■ **Set task**
Return all lines from the listing below in which the string "исполнителей" occurs.

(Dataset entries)
################

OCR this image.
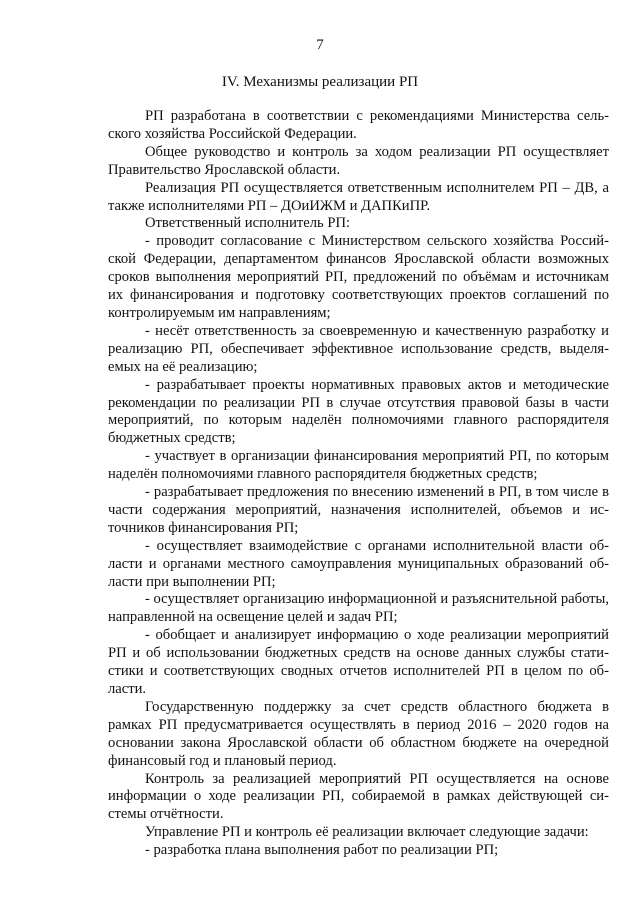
7
IV. Механизмы реализации РП

РП разработана в соответствии с рекомендациями Министерства сельского хозяйства Российской Федерации.

Общее руководство и контроль за ходом реализации РП осуществляет Правительство Ярославской области.

Реализация РП осуществляется ответственным исполнителем РП – ДВ, а также исполнителями РП – ДОиИЖМ и ДАПКиПР.

Ответственный исполнитель РП:

- проводит согласование с Министерством сельского хозяйства Российской Федерации, департаментом финансов Ярославской области возможных сроков выполнения мероприятий РП, предложений по объёмам и источникам их финансирования и подготовку соответствующих проектов соглашений по контролируемым им направлениям;

- несёт ответственность за своевременную и качественную разработку и реализацию РП, обеспечивает эффективное использование средств, выделяемых на её реализацию;

- разрабатывает проекты нормативных правовых актов и методические рекомендации по реализации РП в случае отсутствия правовой базы в части мероприятий, по которым наделён полномочиями главного распорядителя бюджетных средств;

- участвует в организации финансирования мероприятий РП, по которым наделён полномочиями главного распорядителя бюджетных средств;

- разрабатывает предложения по внесению изменений в РП, в том числе в части содержания мероприятий, назначения исполнителей, объемов и источников финансирования РП;

- осуществляет взаимодействие с органами исполнительной власти области и органами местного самоуправления муниципальных образований области при выполнении РП;

- осуществляет организацию информационной и разъяснительной работы, направленной на освещение целей и задач РП;

- обобщает и анализирует информацию о ходе реализации мероприятий РП и об использовании бюджетных средств на основе данных службы статистики и соответствующих сводных отчетов исполнителей РП в целом по области.

Государственную поддержку за счет средств областного бюджета в рамках РП предусматривается осуществлять в период 2016 – 2020 годов на основании закона Ярославской области об областном бюджете на очередной финансовый год и плановый период.

Контроль за реализацией мероприятий РП осуществляется на основе информации о ходе реализации РП, собираемой в рамках действующей системы отчётности.

Управление РП и контроль её реализации включает следующие задачи:

- разработка плана выполнения работ по реализации РП;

################

■ **Worked answer**
- разрабатывает предложения по внесению изменений в РП, в том числе в части содержания мероприятий, назначения исполнителей, объемов и источников финансирования РП;
- обобщает и анализирует информацию о ходе реализации мероприятий РП и об использовании бюджетных средств на основе данных службы статистики и соответствующих сводных отчетов исполнителей РП в целом по области.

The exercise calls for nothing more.